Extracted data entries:
◆ ◆ ◆ ◆

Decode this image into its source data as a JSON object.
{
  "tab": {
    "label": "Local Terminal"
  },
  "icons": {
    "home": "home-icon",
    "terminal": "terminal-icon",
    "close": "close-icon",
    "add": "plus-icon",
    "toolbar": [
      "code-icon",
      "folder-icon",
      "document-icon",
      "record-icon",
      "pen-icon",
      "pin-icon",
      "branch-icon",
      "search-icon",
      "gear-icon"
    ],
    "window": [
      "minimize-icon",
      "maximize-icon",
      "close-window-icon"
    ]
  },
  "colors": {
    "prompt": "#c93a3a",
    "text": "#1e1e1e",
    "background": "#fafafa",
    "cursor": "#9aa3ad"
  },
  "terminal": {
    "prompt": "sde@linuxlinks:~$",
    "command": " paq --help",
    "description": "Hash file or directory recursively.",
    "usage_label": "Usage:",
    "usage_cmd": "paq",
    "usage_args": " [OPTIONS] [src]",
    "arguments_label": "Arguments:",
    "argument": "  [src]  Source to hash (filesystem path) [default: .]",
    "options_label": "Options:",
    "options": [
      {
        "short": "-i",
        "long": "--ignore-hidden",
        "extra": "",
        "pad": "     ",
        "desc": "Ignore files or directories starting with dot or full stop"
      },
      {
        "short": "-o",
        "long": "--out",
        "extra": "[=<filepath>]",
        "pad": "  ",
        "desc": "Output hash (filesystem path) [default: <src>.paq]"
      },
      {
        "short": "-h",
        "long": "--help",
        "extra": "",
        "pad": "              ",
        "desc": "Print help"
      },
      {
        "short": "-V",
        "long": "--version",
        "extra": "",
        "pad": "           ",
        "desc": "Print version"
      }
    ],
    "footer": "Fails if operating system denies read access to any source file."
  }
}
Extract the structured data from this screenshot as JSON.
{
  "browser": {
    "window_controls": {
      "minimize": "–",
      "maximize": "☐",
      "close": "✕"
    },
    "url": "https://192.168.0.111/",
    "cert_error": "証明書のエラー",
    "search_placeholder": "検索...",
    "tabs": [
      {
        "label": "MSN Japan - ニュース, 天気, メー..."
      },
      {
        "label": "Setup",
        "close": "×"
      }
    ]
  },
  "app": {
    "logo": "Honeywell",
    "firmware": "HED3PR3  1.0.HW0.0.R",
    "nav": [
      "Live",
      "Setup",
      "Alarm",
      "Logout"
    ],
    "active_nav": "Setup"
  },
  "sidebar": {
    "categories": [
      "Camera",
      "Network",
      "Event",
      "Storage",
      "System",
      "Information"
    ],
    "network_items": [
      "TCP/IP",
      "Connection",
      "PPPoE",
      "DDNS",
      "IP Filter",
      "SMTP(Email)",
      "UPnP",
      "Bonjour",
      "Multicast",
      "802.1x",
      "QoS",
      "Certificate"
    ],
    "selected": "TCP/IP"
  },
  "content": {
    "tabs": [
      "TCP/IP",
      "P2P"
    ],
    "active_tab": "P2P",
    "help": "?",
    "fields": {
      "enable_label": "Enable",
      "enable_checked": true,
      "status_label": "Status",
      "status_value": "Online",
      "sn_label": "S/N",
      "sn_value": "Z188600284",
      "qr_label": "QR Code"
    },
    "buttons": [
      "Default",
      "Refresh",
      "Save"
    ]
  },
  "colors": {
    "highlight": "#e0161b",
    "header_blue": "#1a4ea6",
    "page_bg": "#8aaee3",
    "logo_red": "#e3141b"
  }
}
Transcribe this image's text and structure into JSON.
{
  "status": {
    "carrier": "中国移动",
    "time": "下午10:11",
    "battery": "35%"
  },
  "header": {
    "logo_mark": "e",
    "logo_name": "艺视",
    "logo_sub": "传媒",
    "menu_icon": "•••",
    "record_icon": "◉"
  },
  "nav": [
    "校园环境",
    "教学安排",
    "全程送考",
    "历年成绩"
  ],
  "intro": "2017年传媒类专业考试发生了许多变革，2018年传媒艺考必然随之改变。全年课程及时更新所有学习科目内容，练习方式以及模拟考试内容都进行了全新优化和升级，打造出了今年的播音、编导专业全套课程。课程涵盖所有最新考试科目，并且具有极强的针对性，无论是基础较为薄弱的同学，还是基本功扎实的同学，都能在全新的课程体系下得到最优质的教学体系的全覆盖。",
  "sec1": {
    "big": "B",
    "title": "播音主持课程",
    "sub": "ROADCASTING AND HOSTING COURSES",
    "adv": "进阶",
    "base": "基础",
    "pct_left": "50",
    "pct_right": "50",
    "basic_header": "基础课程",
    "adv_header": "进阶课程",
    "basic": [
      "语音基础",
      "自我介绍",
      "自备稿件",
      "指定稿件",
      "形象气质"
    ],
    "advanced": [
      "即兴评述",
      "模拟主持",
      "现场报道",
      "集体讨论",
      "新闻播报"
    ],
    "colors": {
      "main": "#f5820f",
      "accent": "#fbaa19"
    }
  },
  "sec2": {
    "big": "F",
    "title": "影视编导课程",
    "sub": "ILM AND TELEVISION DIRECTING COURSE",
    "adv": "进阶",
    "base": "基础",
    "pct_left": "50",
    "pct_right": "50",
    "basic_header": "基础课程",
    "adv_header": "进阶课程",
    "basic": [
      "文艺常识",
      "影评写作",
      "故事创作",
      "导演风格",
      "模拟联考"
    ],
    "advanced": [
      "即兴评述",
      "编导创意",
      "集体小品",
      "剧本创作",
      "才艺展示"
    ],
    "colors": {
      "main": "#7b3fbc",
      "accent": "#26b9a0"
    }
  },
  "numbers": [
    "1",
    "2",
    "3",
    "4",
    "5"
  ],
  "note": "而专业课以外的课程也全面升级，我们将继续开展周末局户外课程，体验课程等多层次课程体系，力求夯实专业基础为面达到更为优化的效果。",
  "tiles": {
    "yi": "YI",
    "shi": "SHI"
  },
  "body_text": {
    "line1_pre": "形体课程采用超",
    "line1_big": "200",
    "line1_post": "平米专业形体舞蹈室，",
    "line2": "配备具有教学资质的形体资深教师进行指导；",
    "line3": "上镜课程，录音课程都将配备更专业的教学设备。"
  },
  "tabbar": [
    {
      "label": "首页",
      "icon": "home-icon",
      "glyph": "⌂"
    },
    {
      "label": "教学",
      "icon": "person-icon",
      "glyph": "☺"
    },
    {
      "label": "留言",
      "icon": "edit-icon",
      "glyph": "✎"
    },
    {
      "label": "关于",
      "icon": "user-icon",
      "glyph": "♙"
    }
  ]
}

◆ ◆ ◆ ◆

## What is asked
Retype all the material above precisely, with no line left out.

## Response
Decode this image into its source data as a JSON object.
{
  "tab": {
    "label": "Local Terminal"
  },
  "icons": {
    "home": "home-icon",
    "terminal": "terminal-icon",
    "close": "close-icon",
    "add": "plus-icon",
    "toolbar": [
      "code-icon",
      "folder-icon",
      "document-icon",
      "record-icon",
      "pen-icon",
      "pin-icon",
      "branch-icon",
      "search-icon",
      "gear-icon"
    ],
    "window": [
      "minimize-icon",
      "maximize-icon",
      "close-window-icon"
    ]
  },
  "colors": {
    "prompt": "#c93a3a",
    "text": "#1e1e1e",
    "background": "#fafafa",
    "cursor": "#9aa3ad"
  },
  "terminal": {
    "prompt": "sde@linuxlinks:~$",
    "command": " paq --help",
    "description": "Hash file or directory recursively.",
    "usage_label": "Usage:",
    "usage_cmd": "paq",
    "usage_args": " [OPTIONS] [src]",
    "arguments_label": "Arguments:",
    "argument": "  [src]  Source to hash (filesystem path) [default: .]",
    "options_label": "Options:",
    "options": [
      {
        "short": "-i",
        "long": "--ignore-hidden",
        "extra": "",
        "pad": "     ",
        "desc": "Ignore files or directories starting with dot or full stop"
      },
      {
        "short": "-o",
        "long": "--out",
        "extra": "[=<filepath>]",
        "pad": "  ",
        "desc": "Output hash (filesystem path) [default: <src>.paq]"
      },
      {
        "short": "-h",
        "long": "--help",
        "extra": "",
        "pad": "              ",
        "desc": "Print help"
      },
      {
        "short": "-V",
        "long": "--version",
        "extra": "",
        "pad": "           ",
        "desc": "Print version"
      }
    ],
    "footer": "Fails if operating system denies read access to any source file."
  }
}
Extract the structured data from this screenshot as JSON.
{
  "browser": {
    "window_controls": {
      "minimize": "–",
      "maximize": "☐",
      "close": "✕"
    },
    "url": "https://192.168.0.111/",
    "cert_error": "証明書のエラー",
    "search_placeholder": "検索...",
    "tabs": [
      {
        "label": "MSN Japan - ニュース, 天気, メー..."
      },
      {
        "label": "Setup",
        "close": "×"
      }
    ]
  },
  "app": {
    "logo": "Honeywell",
    "firmware": "HED3PR3  1.0.HW0.0.R",
    "nav": [
      "Live",
      "Setup",
      "Alarm",
      "Logout"
    ],
    "active_nav": "Setup"
  },
  "sidebar": {
    "categories": [
      "Camera",
      "Network",
      "Event",
      "Storage",
      "System",
      "Information"
    ],
    "network_items": [
      "TCP/IP",
      "Connection",
      "PPPoE",
      "DDNS",
      "IP Filter",
      "SMTP(Email)",
      "UPnP",
      "Bonjour",
      "Multicast",
      "802.1x",
      "QoS",
      "Certificate"
    ],
    "selected": "TCP/IP"
  },
  "content": {
    "tabs": [
      "TCP/IP",
      "P2P"
    ],
    "active_tab": "P2P",
    "help": "?",
    "fields": {
      "enable_label": "Enable",
      "enable_checked": true,
      "status_label": "Status",
      "status_value": "Online",
      "sn_label": "S/N",
      "sn_value": "Z188600284",
      "qr_label": "QR Code"
    },
    "buttons": [
      "Default",
      "Refresh",
      "Save"
    ]
  },
  "colors": {
    "highlight": "#e0161b",
    "header_blue": "#1a4ea6",
    "page_bg": "#8aaee3",
    "logo_red": "#e3141b"
  }
}
Transcribe this image's text and structure into JSON.
{
  "status": {
    "carrier": "中国移动",
    "time": "下午10:11",
    "battery": "35%"
  },
  "header": {
    "logo_mark": "e",
    "logo_name": "艺视",
    "logo_sub": "传媒",
    "menu_icon": "•••",
    "record_icon": "◉"
  },
  "nav": [
    "校园环境",
    "教学安排",
    "全程送考",
    "历年成绩"
  ],
  "intro": "2017年传媒类专业考试发生了许多变革，2018年传媒艺考必然随之改变。全年课程及时更新所有学习科目内容，练习方式以及模拟考试内容都进行了全新优化和升级，打造出了今年的播音、编导专业全套课程。课程涵盖所有最新考试科目，并且具有极强的针对性，无论是基础较为薄弱的同学，还是基本功扎实的同学，都能在全新的课程体系下得到最优质的教学体系的全覆盖。",
  "sec1": {
    "big": "B",
    "title": "播音主持课程",
    "sub": "ROADCASTING AND HOSTING COURSES",
    "adv": "进阶",
    "base": "基础",
    "pct_left": "50",
    "pct_right": "50",
    "basic_header": "基础课程",
    "adv_header": "进阶课程",
    "basic": [
      "语音基础",
      "自我介绍",
      "自备稿件",
      "指定稿件",
      "形象气质"
    ],
    "advanced": [
      "即兴评述",
      "模拟主持",
      "现场报道",
      "集体讨论",
      "新闻播报"
    ],
    "colors": {
      "main": "#f5820f",
      "accent": "#fbaa19"
    }
  },
  "sec2": {
    "big": "F",
    "title": "影视编导课程",
    "sub": "ILM AND TELEVISION DIRECTING COURSE",
    "adv": "进阶",
    "base": "基础",
    "pct_left": "50",
    "pct_right": "50",
    "basic_header": "基础课程",
    "adv_header": "进阶课程",
    "basic": [
      "文艺常识",
      "影评写作",
      "故事创作",
      "导演风格",
      "模拟联考"
    ],
    "advanced": [
      "即兴评述",
      "编导创意",
      "集体小品",
      "剧本创作",
      "才艺展示"
    ],
    "colors": {
      "main": "#7b3fbc",
      "accent": "#26b9a0"
    }
  },
  "numbers": [
    "1",
    "2",
    "3",
    "4",
    "5"
  ],
  "note": "而专业课以外的课程也全面升级，我们将继续开展周末局户外课程，体验课程等多层次课程体系，力求夯实专业基础为面达到更为优化的效果。",
  "tiles": {
    "yi": "YI",
    "shi": "SHI"
  },
  "body_text": {
    "line1_pre": "形体课程采用超",
    "line1_big": "200",
    "line1_post": "平米专业形体舞蹈室，",
    "line2": "配备具有教学资质的形体资深教师进行指导；",
    "line3": "上镜课程，录音课程都将配备更专业的教学设备。"
  },
  "tabbar": [
    {
      "label": "首页",
      "icon": "home-icon",
      "glyph": "⌂"
    },
    {
      "label": "教学",
      "icon": "person-icon",
      "glyph": "☺"
    },
    {
      "label": "留言",
      "icon": "edit-icon",
      "glyph": "✎"
    },
    {
      "label": "关于",
      "icon": "user-icon",
      "glyph": "♙"
    }
  ]
}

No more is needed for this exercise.